Aim –
Retype each entry below exactly as it stands.

Supplied entries –
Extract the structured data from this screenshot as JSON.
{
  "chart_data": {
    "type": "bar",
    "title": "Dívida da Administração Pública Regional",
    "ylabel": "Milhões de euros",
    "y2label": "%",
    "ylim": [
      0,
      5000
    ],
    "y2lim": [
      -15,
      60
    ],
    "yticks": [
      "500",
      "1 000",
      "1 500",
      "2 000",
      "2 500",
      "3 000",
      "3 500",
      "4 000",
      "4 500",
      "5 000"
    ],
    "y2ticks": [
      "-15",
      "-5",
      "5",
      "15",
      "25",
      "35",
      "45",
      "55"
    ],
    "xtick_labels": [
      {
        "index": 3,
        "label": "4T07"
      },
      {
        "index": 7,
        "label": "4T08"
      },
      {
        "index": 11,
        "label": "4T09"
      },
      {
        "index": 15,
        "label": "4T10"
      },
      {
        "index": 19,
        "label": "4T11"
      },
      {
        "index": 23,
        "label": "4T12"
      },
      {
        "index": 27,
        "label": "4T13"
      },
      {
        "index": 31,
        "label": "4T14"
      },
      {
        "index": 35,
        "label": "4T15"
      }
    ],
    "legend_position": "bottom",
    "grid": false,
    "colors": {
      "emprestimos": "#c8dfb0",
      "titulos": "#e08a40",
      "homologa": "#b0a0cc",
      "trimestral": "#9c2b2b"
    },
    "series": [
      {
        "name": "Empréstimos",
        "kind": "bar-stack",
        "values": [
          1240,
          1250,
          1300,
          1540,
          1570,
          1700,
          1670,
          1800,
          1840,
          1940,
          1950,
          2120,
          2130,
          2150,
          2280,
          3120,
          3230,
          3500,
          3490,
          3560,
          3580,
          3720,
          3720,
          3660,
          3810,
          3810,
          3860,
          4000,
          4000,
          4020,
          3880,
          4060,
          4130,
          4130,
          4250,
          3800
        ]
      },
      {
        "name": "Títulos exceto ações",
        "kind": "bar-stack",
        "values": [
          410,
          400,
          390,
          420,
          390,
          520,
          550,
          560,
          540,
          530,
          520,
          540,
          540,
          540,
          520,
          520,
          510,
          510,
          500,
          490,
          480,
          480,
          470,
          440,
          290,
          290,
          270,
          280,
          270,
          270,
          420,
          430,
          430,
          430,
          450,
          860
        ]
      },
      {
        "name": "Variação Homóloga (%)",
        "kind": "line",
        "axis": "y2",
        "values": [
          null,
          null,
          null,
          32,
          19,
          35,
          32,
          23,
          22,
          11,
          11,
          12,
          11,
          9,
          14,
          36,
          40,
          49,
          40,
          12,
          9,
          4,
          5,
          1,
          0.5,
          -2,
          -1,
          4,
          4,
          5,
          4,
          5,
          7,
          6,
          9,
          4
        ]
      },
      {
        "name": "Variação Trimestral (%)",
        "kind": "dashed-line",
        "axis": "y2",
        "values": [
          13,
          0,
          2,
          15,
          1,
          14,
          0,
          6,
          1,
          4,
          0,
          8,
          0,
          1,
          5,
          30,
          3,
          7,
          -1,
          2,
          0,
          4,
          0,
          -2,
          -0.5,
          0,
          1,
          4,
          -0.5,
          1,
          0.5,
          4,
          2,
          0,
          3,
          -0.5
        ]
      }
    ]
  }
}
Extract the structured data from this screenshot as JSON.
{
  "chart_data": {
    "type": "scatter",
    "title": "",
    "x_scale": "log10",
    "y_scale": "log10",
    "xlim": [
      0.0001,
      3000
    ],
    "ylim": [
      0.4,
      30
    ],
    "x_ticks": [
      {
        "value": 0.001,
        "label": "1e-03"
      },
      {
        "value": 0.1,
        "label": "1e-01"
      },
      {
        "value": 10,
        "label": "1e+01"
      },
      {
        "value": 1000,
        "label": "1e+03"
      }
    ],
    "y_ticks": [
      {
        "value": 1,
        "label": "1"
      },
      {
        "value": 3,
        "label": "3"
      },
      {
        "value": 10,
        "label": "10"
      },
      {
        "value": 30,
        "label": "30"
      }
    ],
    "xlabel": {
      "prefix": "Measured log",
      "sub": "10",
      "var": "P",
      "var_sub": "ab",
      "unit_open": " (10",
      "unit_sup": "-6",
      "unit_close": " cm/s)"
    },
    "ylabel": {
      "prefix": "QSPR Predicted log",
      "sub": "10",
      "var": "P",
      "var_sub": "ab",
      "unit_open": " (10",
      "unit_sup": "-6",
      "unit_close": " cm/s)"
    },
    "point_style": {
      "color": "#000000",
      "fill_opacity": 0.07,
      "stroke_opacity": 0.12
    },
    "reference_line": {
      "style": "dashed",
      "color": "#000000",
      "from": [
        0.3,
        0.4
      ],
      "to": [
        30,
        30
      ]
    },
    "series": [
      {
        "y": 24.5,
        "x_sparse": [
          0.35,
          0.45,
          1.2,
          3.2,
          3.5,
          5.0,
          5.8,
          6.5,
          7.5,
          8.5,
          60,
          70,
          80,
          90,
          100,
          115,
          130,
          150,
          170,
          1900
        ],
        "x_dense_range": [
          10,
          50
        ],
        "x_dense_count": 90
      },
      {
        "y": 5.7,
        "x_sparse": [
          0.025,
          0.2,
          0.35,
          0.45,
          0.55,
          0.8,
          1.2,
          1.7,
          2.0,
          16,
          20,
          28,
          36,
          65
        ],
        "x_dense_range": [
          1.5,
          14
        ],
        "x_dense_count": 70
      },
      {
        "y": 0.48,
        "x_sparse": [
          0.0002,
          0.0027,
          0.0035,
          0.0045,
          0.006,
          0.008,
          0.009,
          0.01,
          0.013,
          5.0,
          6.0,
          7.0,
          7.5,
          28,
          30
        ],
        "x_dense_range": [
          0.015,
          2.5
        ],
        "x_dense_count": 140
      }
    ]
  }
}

Reply –
Extract the structured data from this screenshot as JSON.
{
  "chart_data": {
    "type": "bar",
    "title": "Dívida da Administração Pública Regional",
    "ylabel": "Milhões de euros",
    "y2label": "%",
    "ylim": [
      0,
      5000
    ],
    "y2lim": [
      -15,
      60
    ],
    "yticks": [
      "500",
      "1 000",
      "1 500",
      "2 000",
      "2 500",
      "3 000",
      "3 500",
      "4 000",
      "4 500",
      "5 000"
    ],
    "y2ticks": [
      "-15",
      "-5",
      "5",
      "15",
      "25",
      "35",
      "45",
      "55"
    ],
    "xtick_labels": [
      {
        "index": 3,
        "label": "4T07"
      },
      {
        "index": 7,
        "label": "4T08"
      },
      {
        "index": 11,
        "label": "4T09"
      },
      {
        "index": 15,
        "label": "4T10"
      },
      {
        "index": 19,
        "label": "4T11"
      },
      {
        "index": 23,
        "label": "4T12"
      },
      {
        "index": 27,
        "label": "4T13"
      },
      {
        "index": 31,
        "label": "4T14"
      },
      {
        "index": 35,
        "label": "4T15"
      }
    ],
    "legend_position": "bottom",
    "grid": false,
    "colors": {
      "emprestimos": "#c8dfb0",
      "titulos": "#e08a40",
      "homologa": "#b0a0cc",
      "trimestral": "#9c2b2b"
    },
    "series": [
      {
        "name": "Empréstimos",
        "kind": "bar-stack",
        "values": [
          1240,
          1250,
          1300,
          1540,
          1570,
          1700,
          1670,
          1800,
          1840,
          1940,
          1950,
          2120,
          2130,
          2150,
          2280,
          3120,
          3230,
          3500,
          3490,
          3560,
          3580,
          3720,
          3720,
          3660,
          3810,
          3810,
          3860,
          4000,
          4000,
          4020,
          3880,
          4060,
          4130,
          4130,
          4250,
          3800
        ]
      },
      {
        "name": "Títulos exceto ações",
        "kind": "bar-stack",
        "values": [
          410,
          400,
          390,
          420,
          390,
          520,
          550,
          560,
          540,
          530,
          520,
          540,
          540,
          540,
          520,
          520,
          510,
          510,
          500,
          490,
          480,
          480,
          470,
          440,
          290,
          290,
          270,
          280,
          270,
          270,
          420,
          430,
          430,
          430,
          450,
          860
        ]
      },
      {
        "name": "Variação Homóloga (%)",
        "kind": "line",
        "axis": "y2",
        "values": [
          null,
          null,
          null,
          32,
          19,
          35,
          32,
          23,
          22,
          11,
          11,
          12,
          11,
          9,
          14,
          36,
          40,
          49,
          40,
          12,
          9,
          4,
          5,
          1,
          0.5,
          -2,
          -1,
          4,
          4,
          5,
          4,
          5,
          7,
          6,
          9,
          4
        ]
      },
      {
        "name": "Variação Trimestral (%)",
        "kind": "dashed-line",
        "axis": "y2",
        "values": [
          13,
          0,
          2,
          15,
          1,
          14,
          0,
          6,
          1,
          4,
          0,
          8,
          0,
          1,
          5,
          30,
          3,
          7,
          -1,
          2,
          0,
          4,
          0,
          -2,
          -0.5,
          0,
          1,
          4,
          -0.5,
          1,
          0.5,
          4,
          2,
          0,
          3,
          -0.5
        ]
      }
    ]
  }
}
Extract the structured data from this screenshot as JSON.
{
  "chart_data": {
    "type": "scatter",
    "title": "",
    "x_scale": "log10",
    "y_scale": "log10",
    "xlim": [
      0.0001,
      3000
    ],
    "ylim": [
      0.4,
      30
    ],
    "x_ticks": [
      {
        "value": 0.001,
        "label": "1e-03"
      },
      {
        "value": 0.1,
        "label": "1e-01"
      },
      {
        "value": 10,
        "label": "1e+01"
      },
      {
        "value": 1000,
        "label": "1e+03"
      }
    ],
    "y_ticks": [
      {
        "value": 1,
        "label": "1"
      },
      {
        "value": 3,
        "label": "3"
      },
      {
        "value": 10,
        "label": "10"
      },
      {
        "value": 30,
        "label": "30"
      }
    ],
    "xlabel": {
      "prefix": "Measured log",
      "sub": "10",
      "var": "P",
      "var_sub": "ab",
      "unit_open": " (10",
      "unit_sup": "-6",
      "unit_close": " cm/s)"
    },
    "ylabel": {
      "prefix": "QSPR Predicted log",
      "sub": "10",
      "var": "P",
      "var_sub": "ab",
      "unit_open": " (10",
      "unit_sup": "-6",
      "unit_close": " cm/s)"
    },
    "point_style": {
      "color": "#000000",
      "fill_opacity": 0.07,
      "stroke_opacity": 0.12
    },
    "reference_line": {
      "style": "dashed",
      "color": "#000000",
      "from": [
        0.3,
        0.4
      ],
      "to": [
        30,
        30
      ]
    },
    "series": [
      {
        "y": 24.5,
        "x_sparse": [
          0.35,
          0.45,
          1.2,
          3.2,
          3.5,
          5.0,
          5.8,
          6.5,
          7.5,
          8.5,
          60,
          70,
          80,
          90,
          100,
          115,
          130,
          150,
          170,
          1900
        ],
        "x_dense_range": [
          10,
          50
        ],
        "x_dense_count": 90
      },
      {
        "y": 5.7,
        "x_sparse": [
          0.025,
          0.2,
          0.35,
          0.45,
          0.55,
          0.8,
          1.2,
          1.7,
          2.0,
          16,
          20,
          28,
          36,
          65
        ],
        "x_dense_range": [
          1.5,
          14
        ],
        "x_dense_count": 70
      },
      {
        "y": 0.48,
        "x_sparse": [
          0.0002,
          0.0027,
          0.0035,
          0.0045,
          0.006,
          0.008,
          0.009,
          0.01,
          0.013,
          5.0,
          6.0,
          7.0,
          7.5,
          28,
          30
        ],
        "x_dense_range": [
          0.015,
          2.5
        ],
        "x_dense_count": 140
      }
    ]
  }
}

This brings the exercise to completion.